**TASK**
Quote each line of the items below verbatim, omitting the pictures.

**AVAILABLE RECORDS**
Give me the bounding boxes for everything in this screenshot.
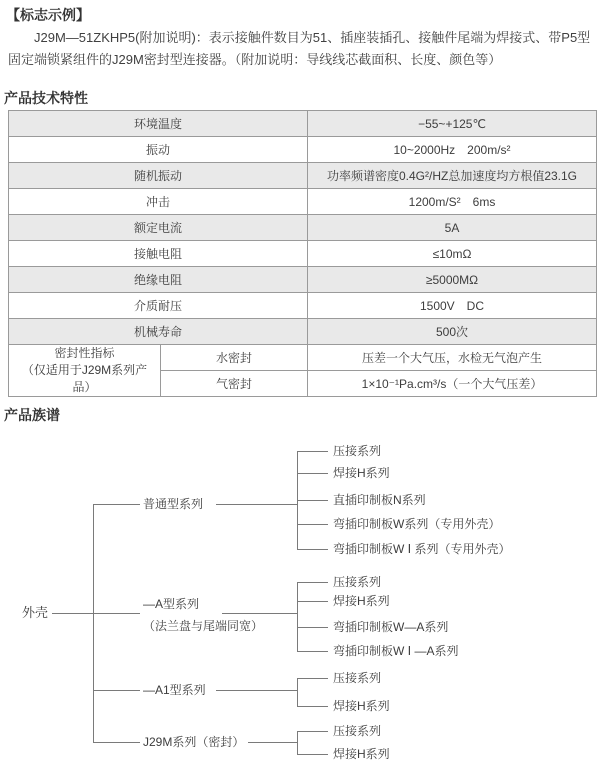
seal-label-line1: 密封性指标 [54,346,115,360]
tree-leaf-label: 焊接H系列 [333,699,390,713]
tree-connector-line [297,706,328,707]
tree-connector-line [297,582,328,583]
tree-leaf-label: 压接系列 [333,671,382,685]
tree-leaf-label: 压接系列 [333,444,382,458]
seal-type: 气密封 [161,371,308,397]
tree-connector-line [93,690,140,691]
tree-leaf-label: 压接系列 [333,724,382,738]
spec-label: 振动 [9,137,308,163]
spec-label: 随机振动 [9,163,308,189]
spec-label: 绝缘电阻 [9,267,308,293]
tree-connector-line [297,627,328,628]
tree-leaf-label: 压接系列 [333,575,382,589]
tree-group-label: 普通型系列 [143,497,204,511]
spec-value: −55~+125℃ [308,111,597,137]
tree-connector-line [297,500,328,501]
spec-value: 1500V DC [308,293,597,319]
tree-root-label: 外壳 [22,605,49,620]
seal-value: 1×10⁻¹Pa.cm³/s（一个大气压差） [308,371,597,397]
tree-connector-line [216,504,297,505]
tree-trunk-line [93,504,94,743]
spec-label: 环境温度 [9,111,308,137]
tree-connector-line [297,731,328,732]
spec-label: 介质耐压 [9,293,308,319]
seal-value: 压差一个大气压，水检无气泡产生 [308,345,597,371]
spec-value: ≤10mΩ [308,241,597,267]
spec-value: 10~2000Hz 200m/s² [308,137,597,163]
tree-connector-line [297,601,328,602]
family-tree-heading: 产品族谱 [4,407,60,423]
mark-example-heading: 【标志示例】 [6,7,90,23]
tree-connector-line [297,754,328,755]
spec-value: 1200m/S² 6ms [308,189,597,215]
tree-connector-line [297,678,328,679]
tree-leaf-label: 弯插印制板W Ⅰ —A系列 [333,644,459,658]
seal-type: 水密封 [161,345,308,371]
tree-connector-line [93,504,140,505]
tree-group-label: —A1型系列 [143,683,206,697]
spec-label: 冲击 [9,189,308,215]
tree-group-label: J29M系列（密封） [143,735,245,749]
seal-label-line2: （仅适用于J29M系列产品） [21,363,148,394]
tree-group-label: —A型系列 [143,597,200,611]
tree-connector-line [297,524,328,525]
tree-leaf-label: 焊接H系列 [333,466,390,480]
spec-label: 额定电流 [9,215,308,241]
tree-bracket-line [297,582,298,652]
tree-connector-line [216,690,297,691]
spec-section-heading: 产品技术特性 [4,90,88,106]
tree-connector-line [297,451,328,452]
tree-bracket-line [297,678,298,707]
spec-value: 500次 [308,319,597,345]
spec-label: 机械寿命 [9,319,308,345]
tree-group-sublabel: （法兰盘与尾端同宽） [143,619,264,633]
tree-leaf-label: 直插印制板N系列 [333,493,426,507]
spec-value: 功率频谱密度0.4G²/HZ总加速度均方根值23.1G [308,163,597,189]
tree-connector-line [297,473,328,474]
tree-connector-line [222,613,297,614]
tree-connector-line [93,742,140,743]
tree-connector-line [248,742,297,743]
mark-example-paragraph: J29M—51ZKHP5(附加说明)：表示接触件数目为51、插座装插孔、接触件尾端为焊接式、带P5型固定端锁紧组件的J29M密封型连接器。（附加说明：导线线芯截面积、长度、颜色等） [8,30,591,67]
tree-connector-line [297,651,328,652]
tree-connector-line [297,549,328,550]
spec-value: 5A [308,215,597,241]
tree-leaf-label: 弯插印制板W Ⅰ 系列（专用外壳） [333,542,511,556]
tree-leaf-label: 弯插印制板W系列（专用外壳） [333,517,501,531]
tree-leaf-label: 焊接H系列 [333,747,390,761]
tree-connector-line [52,613,140,614]
tree-bracket-line [297,731,298,755]
spec-label: 接触电阻 [9,241,308,267]
tree-leaf-label: 焊接H系列 [333,594,390,608]
tree-leaf-label: 弯插印制板W—A系列 [333,620,449,634]
spec-value: ≥5000MΩ [308,267,597,293]
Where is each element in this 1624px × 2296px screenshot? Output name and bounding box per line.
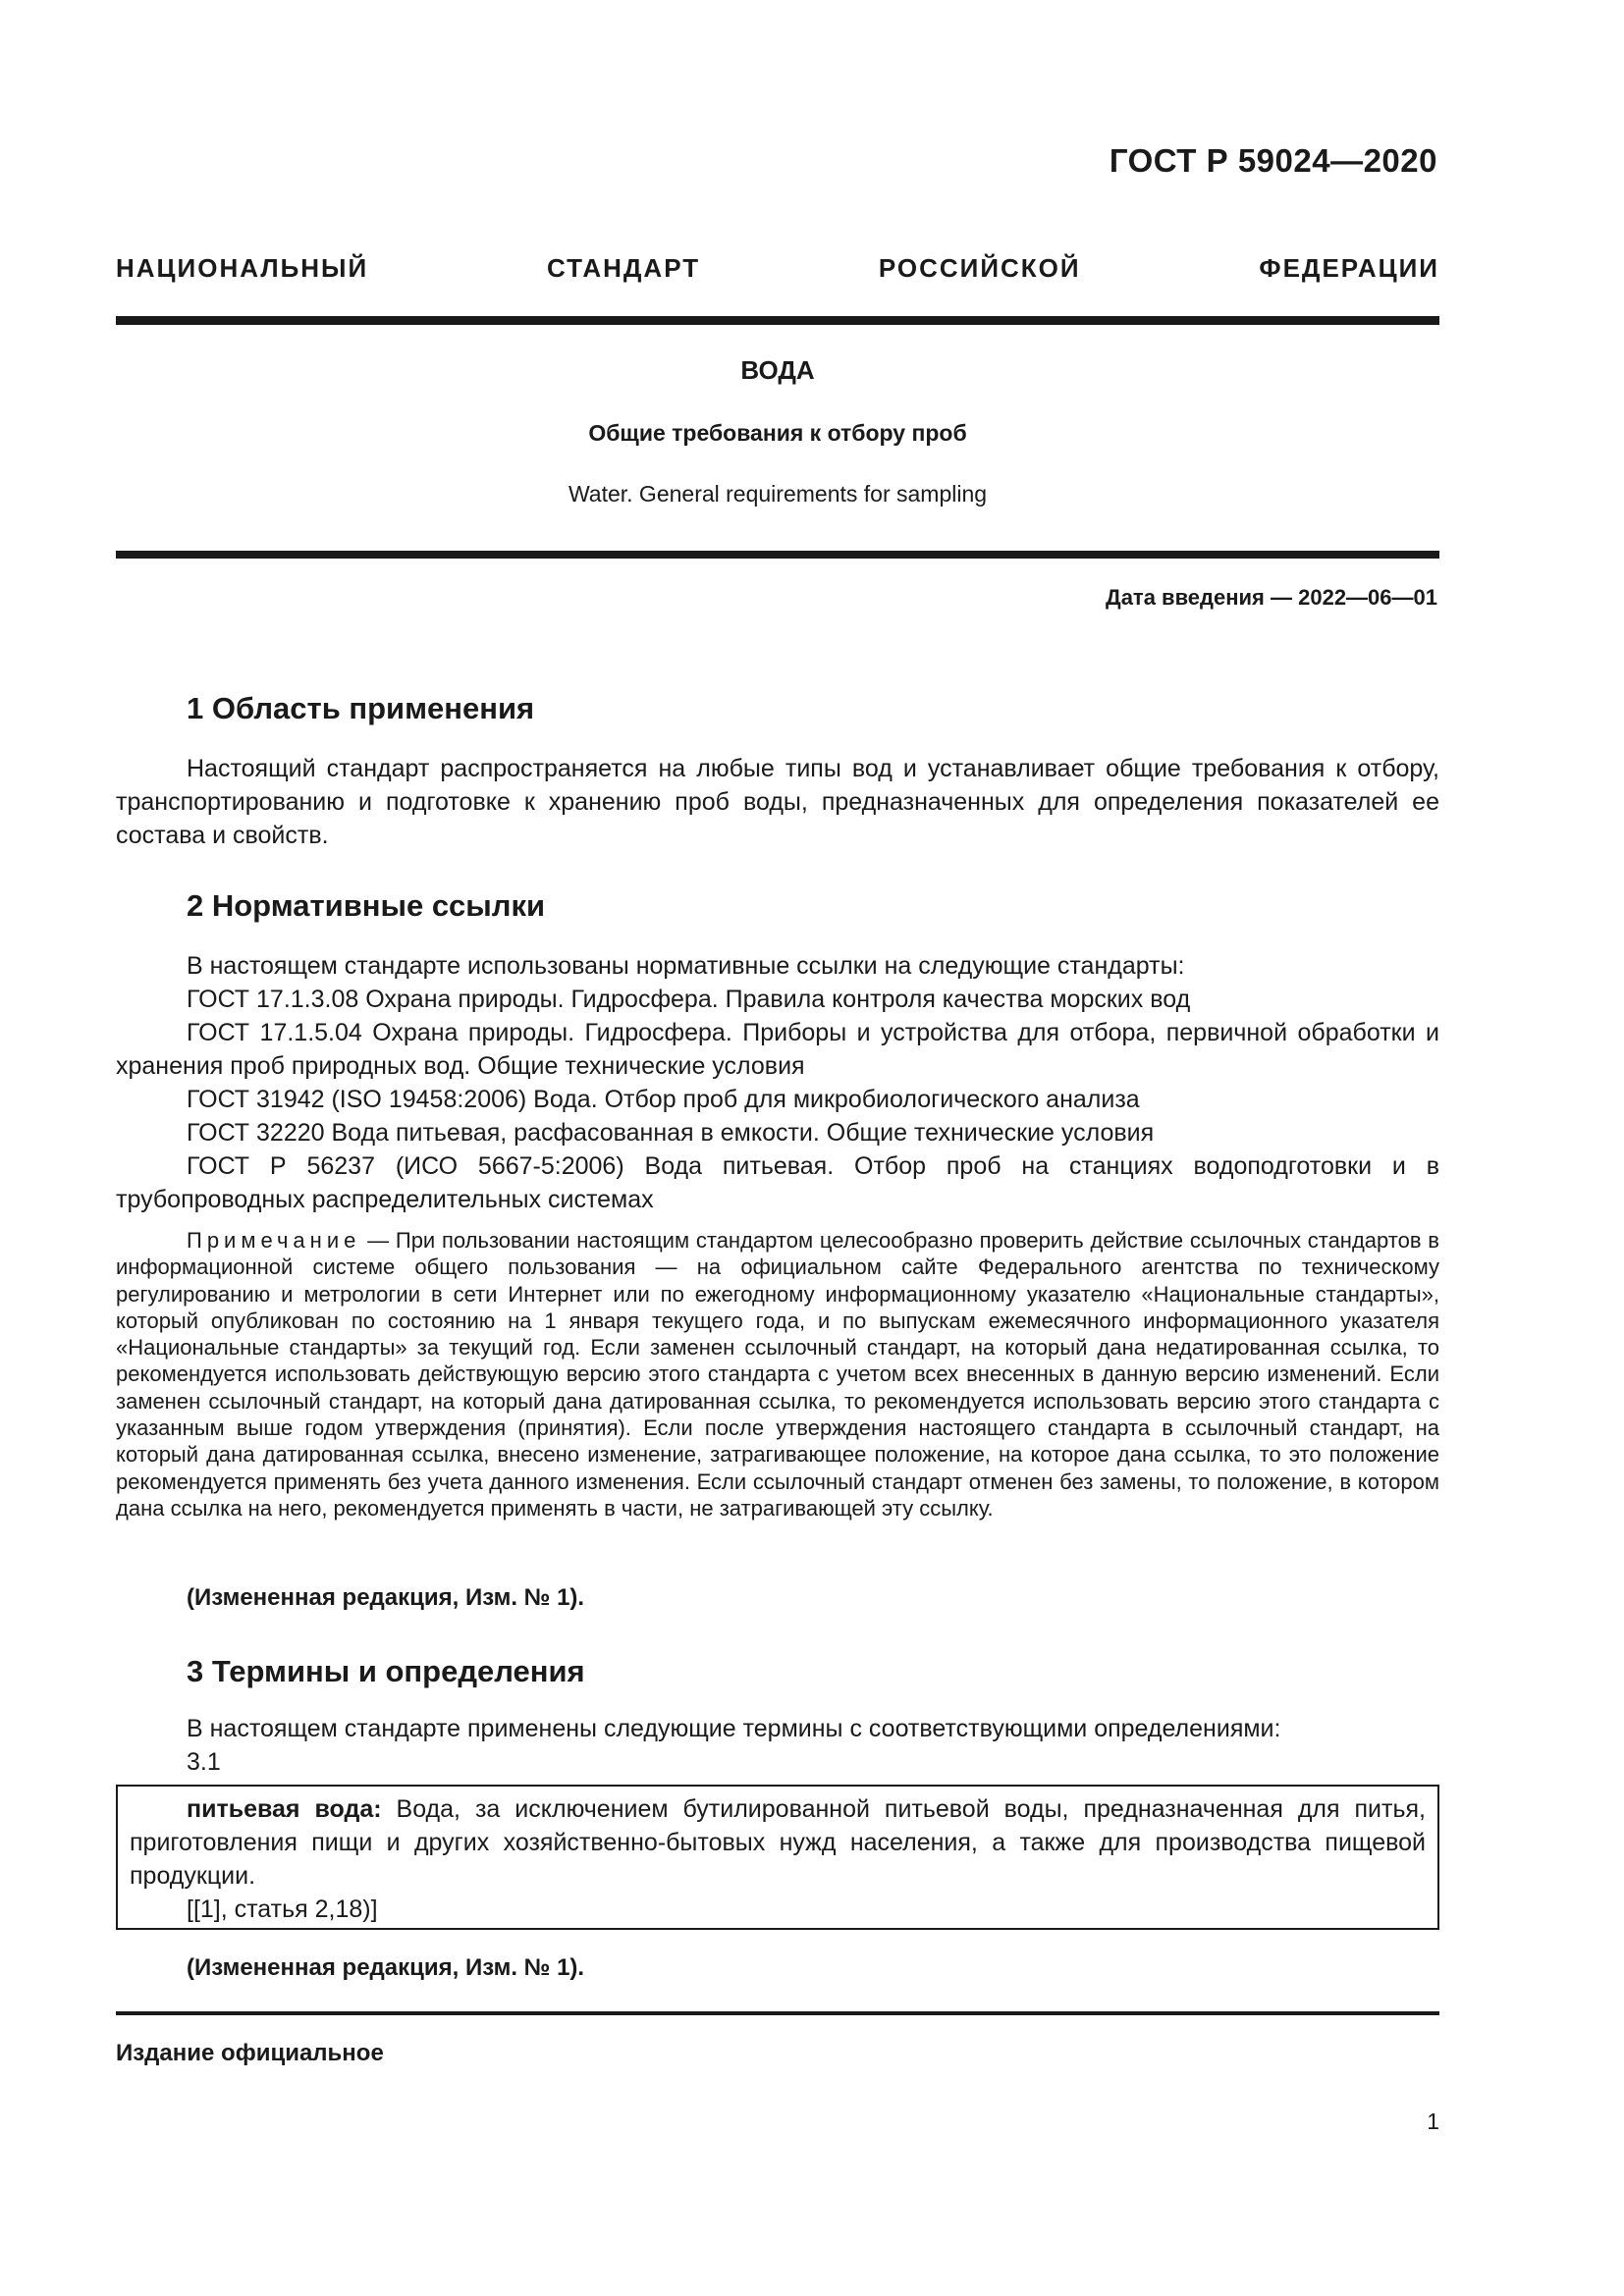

**OUTPUT FOR THIS TASK**
Give me the bounding boxes for everything in this screenshot.
seal-label-line1: 密封性指标 [54,346,115,360]
tree-leaf-label: 焊接H系列 [333,699,390,713]
tree-connector-line [297,706,328,707]
tree-connector-line [297,582,328,583]
tree-leaf-label: 压接系列 [333,671,382,685]
tree-leaf-label: 压接系列 [333,444,382,458]
seal-type: 气密封 [161,371,308,397]
tree-connector-line [93,690,140,691]
tree-leaf-label: 压接系列 [333,724,382,738]
spec-label: 振动 [9,137,308,163]
spec-label: 随机振动 [9,163,308,189]
spec-label: 绝缘电阻 [9,267,308,293]
tree-connector-line [297,627,328,628]
tree-leaf-label: 压接系列 [333,575,382,589]
tree-group-label: 普通型系列 [143,497,204,511]
spec-value: −55~+125℃ [308,111,597,137]
tree-connector-line [297,500,328,501]
spec-value: 1500V DC [308,293,597,319]
tree-root-label: 外壳 [22,605,49,620]
seal-value: 1×10⁻¹Pa.cm³/s（一个大气压差） [308,371,597,397]
tree-connector-line [216,504,297,505]
tree-trunk-line [93,504,94,743]
spec-label: 环境温度 [9,111,308,137]
tree-connector-line [297,731,328,732]
spec-label: 介质耐压 [9,293,308,319]
seal-value: 压差一个大气压，水检无气泡产生 [308,345,597,371]
spec-value: ≤10mΩ [308,241,597,267]
spec-value: 10~2000Hz 200m/s² [308,137,597,163]
tree-connector-line [297,601,328,602]
family-tree-heading: 产品族谱 [4,407,60,423]
mark-example-heading: 【标志示例】 [6,7,90,23]
tree-connector-line [297,754,328,755]
spec-value: 1200m/S² 6ms [308,189,597,215]
tree-connector-line [297,678,328,679]
tree-leaf-label: 弯插印制板W Ⅰ —A系列 [333,644,459,658]
seal-type: 水密封 [161,345,308,371]
tree-connector-line [93,504,140,505]
tree-group-label: —A1型系列 [143,683,206,697]
spec-label: 冲击 [9,189,308,215]
tree-group-label: J29M系列（密封） [143,735,245,749]
seal-label-line2: （仅适用于J29M系列产品） [21,363,148,394]
tree-group-label: —A型系列 [143,597,200,611]
tree-connector-line [297,524,328,525]
tree-leaf-label: 焊接H系列 [333,466,390,480]
spec-label: 额定电流 [9,215,308,241]
tree-bracket-line [297,582,298,652]
tree-connector-line [216,690,297,691]
spec-section-heading: 产品技术特性 [4,90,88,106]
tree-connector-line [297,451,328,452]
tree-bracket-line [297,678,298,707]
spec-value: 500次 [308,319,597,345]
spec-label: 机械寿命 [9,319,308,345]
tree-group-sublabel: （法兰盘与尾端同宽） [143,619,264,633]
tree-leaf-label: 直插印制板N系列 [333,493,426,507]
spec-value: 功率频谱密度0.4G²/HZ总加速度均方根值23.1G [308,163,597,189]
tree-connector-line [297,473,328,474]
tree-connector-line [222,613,297,614]
tree-connector-line [93,742,140,743]
tree-connector-line [248,742,297,743]
mark-example-paragraph: J29M—51ZKHP5(附加说明)：表示接触件数目为51、插座装插孔、接触件尾端为焊接式、带P5型固定端锁紧组件的J29M密封型连接器。（附加说明：导线线芯截面积、长度、颜色等） [8,30,591,67]
tree-connector-line [297,651,328,652]
tree-connector-line [297,549,328,550]
spec-value: 5A [308,215,597,241]
tree-leaf-label: 弯插印制板W Ⅰ 系列（专用外壳） [333,542,511,556]
tree-leaf-label: 弯插印制板W系列（专用外壳） [333,517,501,531]
tree-leaf-label: 焊接H系列 [333,747,390,761]
tree-connector-line [52,613,140,614]
tree-bracket-line [297,731,298,755]
spec-label: 接触电阻 [9,241,308,267]
tree-leaf-label: 焊接H系列 [333,594,390,608]
tree-leaf-label: 弯插印制板W—A系列 [333,620,449,634]
spec-value: ≥5000MΩ [308,267,597,293]
Where is each element in this 1624px × 2296px screenshot? Output name and bounding box per line.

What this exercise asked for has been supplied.